■ Task instructions
Write out every line of the material exactly as it appears.

■ Exercise input
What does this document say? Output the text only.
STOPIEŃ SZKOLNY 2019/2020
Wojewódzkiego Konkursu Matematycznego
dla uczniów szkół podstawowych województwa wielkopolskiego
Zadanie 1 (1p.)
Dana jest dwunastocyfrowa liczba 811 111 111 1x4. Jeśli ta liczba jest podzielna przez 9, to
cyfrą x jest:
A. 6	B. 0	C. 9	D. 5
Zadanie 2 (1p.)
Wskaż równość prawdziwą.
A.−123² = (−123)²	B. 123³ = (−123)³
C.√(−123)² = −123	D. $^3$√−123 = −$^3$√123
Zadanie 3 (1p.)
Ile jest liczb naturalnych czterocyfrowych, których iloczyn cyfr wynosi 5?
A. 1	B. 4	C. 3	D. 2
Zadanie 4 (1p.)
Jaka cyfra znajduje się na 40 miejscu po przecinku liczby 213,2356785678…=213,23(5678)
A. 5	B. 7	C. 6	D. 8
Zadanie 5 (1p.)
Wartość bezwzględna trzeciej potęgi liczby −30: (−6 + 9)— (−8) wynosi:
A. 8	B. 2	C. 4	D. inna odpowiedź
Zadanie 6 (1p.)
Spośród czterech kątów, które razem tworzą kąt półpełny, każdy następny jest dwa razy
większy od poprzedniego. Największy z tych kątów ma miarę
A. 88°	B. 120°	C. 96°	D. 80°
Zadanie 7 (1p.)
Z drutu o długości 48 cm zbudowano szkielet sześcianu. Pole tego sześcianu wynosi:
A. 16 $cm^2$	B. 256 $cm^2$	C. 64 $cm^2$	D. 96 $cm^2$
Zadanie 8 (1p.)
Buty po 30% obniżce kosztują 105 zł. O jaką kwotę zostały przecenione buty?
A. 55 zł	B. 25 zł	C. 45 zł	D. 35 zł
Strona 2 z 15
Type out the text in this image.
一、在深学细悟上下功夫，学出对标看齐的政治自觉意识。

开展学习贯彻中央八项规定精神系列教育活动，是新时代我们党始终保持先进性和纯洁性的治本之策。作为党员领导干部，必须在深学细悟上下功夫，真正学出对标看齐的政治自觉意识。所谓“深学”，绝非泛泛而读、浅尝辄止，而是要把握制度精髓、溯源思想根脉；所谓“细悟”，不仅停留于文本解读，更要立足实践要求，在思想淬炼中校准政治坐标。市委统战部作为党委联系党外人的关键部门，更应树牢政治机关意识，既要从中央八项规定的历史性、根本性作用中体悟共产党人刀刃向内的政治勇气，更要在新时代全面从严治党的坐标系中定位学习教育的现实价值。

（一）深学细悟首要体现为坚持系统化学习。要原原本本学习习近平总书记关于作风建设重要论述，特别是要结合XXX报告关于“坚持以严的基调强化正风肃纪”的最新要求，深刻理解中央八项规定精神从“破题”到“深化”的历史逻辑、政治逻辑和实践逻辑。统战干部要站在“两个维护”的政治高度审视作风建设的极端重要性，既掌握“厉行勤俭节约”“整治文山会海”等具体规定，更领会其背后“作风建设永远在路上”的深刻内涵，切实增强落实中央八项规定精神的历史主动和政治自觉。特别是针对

■ Correct output
What does this document say? Output the text only.
STOPIEŃ SZKOLNY 2019/2020
Wojewódzkiego Konkursu Matematycznego
dla uczniów szkół podstawowych województwa wielkopolskiego
Zadanie 1 (1p.)
Dana jest dwunastocyfrowa liczba 811 111 111 1x4. Jeśli ta liczba jest podzielna przez 9, to
cyfrą x jest:
A. 6	B. 0	C. 9	D. 5
Zadanie 2 (1p.)
Wskaż równość prawdziwą.
A.−123² = (−123)²	B. 123³ = (−123)³
C.√(−123)² = −123	D. $^3$√−123 = −$^3$√123
Zadanie 3 (1p.)
Ile jest liczb naturalnych czterocyfrowych, których iloczyn cyfr wynosi 5?
A. 1	B. 4	C. 3	D. 2
Zadanie 4 (1p.)
Jaka cyfra znajduje się na 40 miejscu po przecinku liczby 213,2356785678…=213,23(5678)
A. 5	B. 7	C. 6	D. 8
Zadanie 5 (1p.)
Wartość bezwzględna trzeciej potęgi liczby −30: (−6 + 9)— (−8) wynosi:
A. 8	B. 2	C. 4	D. inna odpowiedź
Zadanie 6 (1p.)
Spośród czterech kątów, które razem tworzą kąt półpełny, każdy następny jest dwa razy
większy od poprzedniego. Największy z tych kątów ma miarę
A. 88°	B. 120°	C. 96°	D. 80°
Zadanie 7 (1p.)
Z drutu o długości 48 cm zbudowano szkielet sześcianu. Pole tego sześcianu wynosi:
A. 16 $cm^2$	B. 256 $cm^2$	C. 64 $cm^2$	D. 96 $cm^2$
Zadanie 8 (1p.)
Buty po 30% obniżce kosztują 105 zł. O jaką kwotę zostały przecenione buty?
A. 55 zł	B. 25 zł	C. 45 zł	D. 35 zł
Strona 2 z 15
Type out the text in this image.
一、在深学细悟上下功夫，学出对标看齐的政治自觉意识。

开展学习贯彻中央八项规定精神系列教育活动，是新时代我们党始终保持先进性和纯洁性的治本之策。作为党员领导干部，必须在深学细悟上下功夫，真正学出对标看齐的政治自觉意识。所谓“深学”，绝非泛泛而读、浅尝辄止，而是要把握制度精髓、溯源思想根脉；所谓“细悟”，不仅停留于文本解读，更要立足实践要求，在思想淬炼中校准政治坐标。市委统战部作为党委联系党外人的关键部门，更应树牢政治机关意识，既要从中央八项规定的历史性、根本性作用中体悟共产党人刀刃向内的政治勇气，更要在新时代全面从严治党的坐标系中定位学习教育的现实价值。

（一）深学细悟首要体现为坚持系统化学习。要原原本本学习习近平总书记关于作风建设重要论述，特别是要结合XXX报告关于“坚持以严的基调强化正风肃纪”的最新要求，深刻理解中央八项规定精神从“破题”到“深化”的历史逻辑、政治逻辑和实践逻辑。统战干部要站在“两个维护”的政治高度审视作风建设的极端重要性，既掌握“厉行勤俭节约”“整治文山会海”等具体规定，更领会其背后“作风建设永远在路上”的深刻内涵，切实增强落实中央八项规定精神的历史主动和政治自觉。特别是针对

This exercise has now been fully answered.